• THE DATA:
####################

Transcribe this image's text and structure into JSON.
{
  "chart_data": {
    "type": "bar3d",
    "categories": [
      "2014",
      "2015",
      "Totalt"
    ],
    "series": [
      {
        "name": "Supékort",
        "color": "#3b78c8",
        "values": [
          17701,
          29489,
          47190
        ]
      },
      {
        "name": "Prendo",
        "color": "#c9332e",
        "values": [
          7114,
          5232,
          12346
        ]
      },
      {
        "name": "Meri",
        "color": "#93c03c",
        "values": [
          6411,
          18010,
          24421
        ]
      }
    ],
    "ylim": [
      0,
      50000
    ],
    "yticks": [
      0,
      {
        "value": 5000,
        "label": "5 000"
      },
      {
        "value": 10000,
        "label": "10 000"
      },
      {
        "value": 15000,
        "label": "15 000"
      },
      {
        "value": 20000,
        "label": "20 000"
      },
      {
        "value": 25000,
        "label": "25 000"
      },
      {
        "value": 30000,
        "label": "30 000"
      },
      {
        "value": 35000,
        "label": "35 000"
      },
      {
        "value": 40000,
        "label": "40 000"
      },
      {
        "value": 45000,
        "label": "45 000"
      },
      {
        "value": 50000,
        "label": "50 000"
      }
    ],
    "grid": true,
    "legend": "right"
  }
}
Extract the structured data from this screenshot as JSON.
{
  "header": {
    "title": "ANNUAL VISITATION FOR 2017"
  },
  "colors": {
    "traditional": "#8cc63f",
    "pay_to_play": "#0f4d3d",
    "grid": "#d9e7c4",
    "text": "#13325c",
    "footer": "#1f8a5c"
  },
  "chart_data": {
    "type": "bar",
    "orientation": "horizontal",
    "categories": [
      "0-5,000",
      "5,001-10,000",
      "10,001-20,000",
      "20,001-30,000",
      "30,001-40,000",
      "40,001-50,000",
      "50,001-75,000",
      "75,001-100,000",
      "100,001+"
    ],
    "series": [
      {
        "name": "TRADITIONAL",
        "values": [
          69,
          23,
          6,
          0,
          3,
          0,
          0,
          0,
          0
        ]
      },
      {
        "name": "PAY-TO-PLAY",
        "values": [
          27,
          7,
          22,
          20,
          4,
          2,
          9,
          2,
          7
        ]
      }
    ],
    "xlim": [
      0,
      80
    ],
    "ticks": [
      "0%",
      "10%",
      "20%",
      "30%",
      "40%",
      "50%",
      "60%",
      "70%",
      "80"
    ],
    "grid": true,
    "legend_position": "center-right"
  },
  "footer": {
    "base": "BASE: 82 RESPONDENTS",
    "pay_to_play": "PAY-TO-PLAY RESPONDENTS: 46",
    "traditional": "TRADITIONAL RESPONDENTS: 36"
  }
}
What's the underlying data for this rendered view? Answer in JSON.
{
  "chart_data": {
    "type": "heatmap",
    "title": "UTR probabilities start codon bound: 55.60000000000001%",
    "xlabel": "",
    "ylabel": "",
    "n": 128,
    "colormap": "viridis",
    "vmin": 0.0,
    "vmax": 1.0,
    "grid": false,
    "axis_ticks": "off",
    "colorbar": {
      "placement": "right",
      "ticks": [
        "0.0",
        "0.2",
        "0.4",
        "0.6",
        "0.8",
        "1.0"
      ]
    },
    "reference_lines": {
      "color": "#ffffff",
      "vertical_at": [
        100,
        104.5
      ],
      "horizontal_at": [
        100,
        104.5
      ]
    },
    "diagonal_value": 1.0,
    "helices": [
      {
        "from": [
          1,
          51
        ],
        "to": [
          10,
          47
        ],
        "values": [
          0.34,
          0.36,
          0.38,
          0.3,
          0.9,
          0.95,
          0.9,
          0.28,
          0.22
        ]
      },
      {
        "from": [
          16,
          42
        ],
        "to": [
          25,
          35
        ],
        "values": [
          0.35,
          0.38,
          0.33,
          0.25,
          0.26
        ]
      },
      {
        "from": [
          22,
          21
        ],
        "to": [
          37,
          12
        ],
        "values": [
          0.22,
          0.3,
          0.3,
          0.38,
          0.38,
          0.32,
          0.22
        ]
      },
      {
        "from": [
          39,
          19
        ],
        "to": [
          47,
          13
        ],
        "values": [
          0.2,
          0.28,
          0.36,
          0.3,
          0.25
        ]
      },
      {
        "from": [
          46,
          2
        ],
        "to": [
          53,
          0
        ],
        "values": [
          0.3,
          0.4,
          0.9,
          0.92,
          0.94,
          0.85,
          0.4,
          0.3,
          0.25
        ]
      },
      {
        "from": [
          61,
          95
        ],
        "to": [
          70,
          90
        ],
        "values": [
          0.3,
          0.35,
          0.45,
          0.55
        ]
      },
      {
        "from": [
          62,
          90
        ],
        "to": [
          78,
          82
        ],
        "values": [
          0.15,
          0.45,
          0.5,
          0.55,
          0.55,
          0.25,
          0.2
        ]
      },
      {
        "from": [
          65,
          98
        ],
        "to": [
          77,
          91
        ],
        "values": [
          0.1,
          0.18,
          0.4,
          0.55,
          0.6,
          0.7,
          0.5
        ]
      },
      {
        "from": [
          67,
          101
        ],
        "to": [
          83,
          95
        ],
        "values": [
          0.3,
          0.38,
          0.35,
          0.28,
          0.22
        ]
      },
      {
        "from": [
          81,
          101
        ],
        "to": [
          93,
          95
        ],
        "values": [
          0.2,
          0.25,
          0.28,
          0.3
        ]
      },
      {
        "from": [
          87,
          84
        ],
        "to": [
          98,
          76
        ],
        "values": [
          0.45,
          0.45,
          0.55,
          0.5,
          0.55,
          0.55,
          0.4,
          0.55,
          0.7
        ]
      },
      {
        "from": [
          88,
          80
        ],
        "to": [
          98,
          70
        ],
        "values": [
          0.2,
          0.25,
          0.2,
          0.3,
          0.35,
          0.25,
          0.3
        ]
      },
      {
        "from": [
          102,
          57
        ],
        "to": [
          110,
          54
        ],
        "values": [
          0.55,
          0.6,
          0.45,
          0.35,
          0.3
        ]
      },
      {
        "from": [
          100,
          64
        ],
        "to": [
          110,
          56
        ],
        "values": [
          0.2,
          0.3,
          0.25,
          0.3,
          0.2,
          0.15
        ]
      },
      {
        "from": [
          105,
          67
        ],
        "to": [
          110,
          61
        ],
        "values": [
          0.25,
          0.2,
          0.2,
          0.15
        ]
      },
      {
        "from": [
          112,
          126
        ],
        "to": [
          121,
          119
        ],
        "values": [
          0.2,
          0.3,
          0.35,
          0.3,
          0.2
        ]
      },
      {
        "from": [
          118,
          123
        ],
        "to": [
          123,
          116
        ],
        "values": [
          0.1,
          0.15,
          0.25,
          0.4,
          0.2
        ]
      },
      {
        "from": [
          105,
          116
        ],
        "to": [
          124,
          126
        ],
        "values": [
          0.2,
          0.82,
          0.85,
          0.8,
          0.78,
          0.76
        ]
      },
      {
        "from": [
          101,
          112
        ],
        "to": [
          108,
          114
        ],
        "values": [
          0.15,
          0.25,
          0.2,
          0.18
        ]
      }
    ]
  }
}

####################

• TASK DIRECTIONS:
Quote all the records exactly, please, leaving none out.

• RIGHT ANSWER:
Transcribe this image's text and structure into JSON.
{
  "chart_data": {
    "type": "bar3d",
    "categories": [
      "2014",
      "2015",
      "Totalt"
    ],
    "series": [
      {
        "name": "Supékort",
        "color": "#3b78c8",
        "values": [
          17701,
          29489,
          47190
        ]
      },
      {
        "name": "Prendo",
        "color": "#c9332e",
        "values": [
          7114,
          5232,
          12346
        ]
      },
      {
        "name": "Meri",
        "color": "#93c03c",
        "values": [
          6411,
          18010,
          24421
        ]
      }
    ],
    "ylim": [
      0,
      50000
    ],
    "yticks": [
      0,
      {
        "value": 5000,
        "label": "5 000"
      },
      {
        "value": 10000,
        "label": "10 000"
      },
      {
        "value": 15000,
        "label": "15 000"
      },
      {
        "value": 20000,
        "label": "20 000"
      },
      {
        "value": 25000,
        "label": "25 000"
      },
      {
        "value": 30000,
        "label": "30 000"
      },
      {
        "value": 35000,
        "label": "35 000"
      },
      {
        "value": 40000,
        "label": "40 000"
      },
      {
        "value": 45000,
        "label": "45 000"
      },
      {
        "value": 50000,
        "label": "50 000"
      }
    ],
    "grid": true,
    "legend": "right"
  }
}
Extract the structured data from this screenshot as JSON.
{
  "header": {
    "title": "ANNUAL VISITATION FOR 2017"
  },
  "colors": {
    "traditional": "#8cc63f",
    "pay_to_play": "#0f4d3d",
    "grid": "#d9e7c4",
    "text": "#13325c",
    "footer": "#1f8a5c"
  },
  "chart_data": {
    "type": "bar",
    "orientation": "horizontal",
    "categories": [
      "0-5,000",
      "5,001-10,000",
      "10,001-20,000",
      "20,001-30,000",
      "30,001-40,000",
      "40,001-50,000",
      "50,001-75,000",
      "75,001-100,000",
      "100,001+"
    ],
    "series": [
      {
        "name": "TRADITIONAL",
        "values": [
          69,
          23,
          6,
          0,
          3,
          0,
          0,
          0,
          0
        ]
      },
      {
        "name": "PAY-TO-PLAY",
        "values": [
          27,
          7,
          22,
          20,
          4,
          2,
          9,
          2,
          7
        ]
      }
    ],
    "xlim": [
      0,
      80
    ],
    "ticks": [
      "0%",
      "10%",
      "20%",
      "30%",
      "40%",
      "50%",
      "60%",
      "70%",
      "80"
    ],
    "grid": true,
    "legend_position": "center-right"
  },
  "footer": {
    "base": "BASE: 82 RESPONDENTS",
    "pay_to_play": "PAY-TO-PLAY RESPONDENTS: 46",
    "traditional": "TRADITIONAL RESPONDENTS: 36"
  }
}
What's the underlying data for this rendered view? Answer in JSON.
{
  "chart_data": {
    "type": "heatmap",
    "title": "UTR probabilities start codon bound: 55.60000000000001%",
    "xlabel": "",
    "ylabel": "",
    "n": 128,
    "colormap": "viridis",
    "vmin": 0.0,
    "vmax": 1.0,
    "grid": false,
    "axis_ticks": "off",
    "colorbar": {
      "placement": "right",
      "ticks": [
        "0.0",
        "0.2",
        "0.4",
        "0.6",
        "0.8",
        "1.0"
      ]
    },
    "reference_lines": {
      "color": "#ffffff",
      "vertical_at": [
        100,
        104.5
      ],
      "horizontal_at": [
        100,
        104.5
      ]
    },
    "diagonal_value": 1.0,
    "helices": [
      {
        "from": [
          1,
          51
        ],
        "to": [
          10,
          47
        ],
        "values": [
          0.34,
          0.36,
          0.38,
          0.3,
          0.9,
          0.95,
          0.9,
          0.28,
          0.22
        ]
      },
      {
        "from": [
          16,
          42
        ],
        "to": [
          25,
          35
        ],
        "values": [
          0.35,
          0.38,
          0.33,
          0.25,
          0.26
        ]
      },
      {
        "from": [
          22,
          21
        ],
        "to": [
          37,
          12
        ],
        "values": [
          0.22,
          0.3,
          0.3,
          0.38,
          0.38,
          0.32,
          0.22
        ]
      },
      {
        "from": [
          39,
          19
        ],
        "to": [
          47,
          13
        ],
        "values": [
          0.2,
          0.28,
          0.36,
          0.3,
          0.25
        ]
      },
      {
        "from": [
          46,
          2
        ],
        "to": [
          53,
          0
        ],
        "values": [
          0.3,
          0.4,
          0.9,
          0.92,
          0.94,
          0.85,
          0.4,
          0.3,
          0.25
        ]
      },
      {
        "from": [
          61,
          95
        ],
        "to": [
          70,
          90
        ],
        "values": [
          0.3,
          0.35,
          0.45,
          0.55
        ]
      },
      {
        "from": [
          62,
          90
        ],
        "to": [
          78,
          82
        ],
        "values": [
          0.15,
          0.45,
          0.5,
          0.55,
          0.55,
          0.25,
          0.2
        ]
      },
      {
        "from": [
          65,
          98
        ],
        "to": [
          77,
          91
        ],
        "values": [
          0.1,
          0.18,
          0.4,
          0.55,
          0.6,
          0.7,
          0.5
        ]
      },
      {
        "from": [
          67,
          101
        ],
        "to": [
          83,
          95
        ],
        "values": [
          0.3,
          0.38,
          0.35,
          0.28,
          0.22
        ]
      },
      {
        "from": [
          81,
          101
        ],
        "to": [
          93,
          95
        ],
        "values": [
          0.2,
          0.25,
          0.28,
          0.3
        ]
      },
      {
        "from": [
          87,
          84
        ],
        "to": [
          98,
          76
        ],
        "values": [
          0.45,
          0.45,
          0.55,
          0.5,
          0.55,
          0.55,
          0.4,
          0.55,
          0.7
        ]
      },
      {
        "from": [
          88,
          80
        ],
        "to": [
          98,
          70
        ],
        "values": [
          0.2,
          0.25,
          0.2,
          0.3,
          0.35,
          0.25,
          0.3
        ]
      },
      {
        "from": [
          102,
          57
        ],
        "to": [
          110,
          54
        ],
        "values": [
          0.55,
          0.6,
          0.45,
          0.35,
          0.3
        ]
      },
      {
        "from": [
          100,
          64
        ],
        "to": [
          110,
          56
        ],
        "values": [
          0.2,
          0.3,
          0.25,
          0.3,
          0.2,
          0.15
        ]
      },
      {
        "from": [
          105,
          67
        ],
        "to": [
          110,
          61
        ],
        "values": [
          0.25,
          0.2,
          0.2,
          0.15
        ]
      },
      {
        "from": [
          112,
          126
        ],
        "to": [
          121,
          119
        ],
        "values": [
          0.2,
          0.3,
          0.35,
          0.3,
          0.2
        ]
      },
      {
        "from": [
          118,
          123
        ],
        "to": [
          123,
          116
        ],
        "values": [
          0.1,
          0.15,
          0.25,
          0.4,
          0.2
        ]
      },
      {
        "from": [
          105,
          116
        ],
        "to": [
          124,
          126
        ],
        "values": [
          0.2,
          0.82,
          0.85,
          0.8,
          0.78,
          0.76
        ]
      },
      {
        "from": [
          101,
          112
        ],
        "to": [
          108,
          114
        ],
        "values": [
          0.15,
          0.25,
          0.2,
          0.18
        ]
      }
    ]
  }
}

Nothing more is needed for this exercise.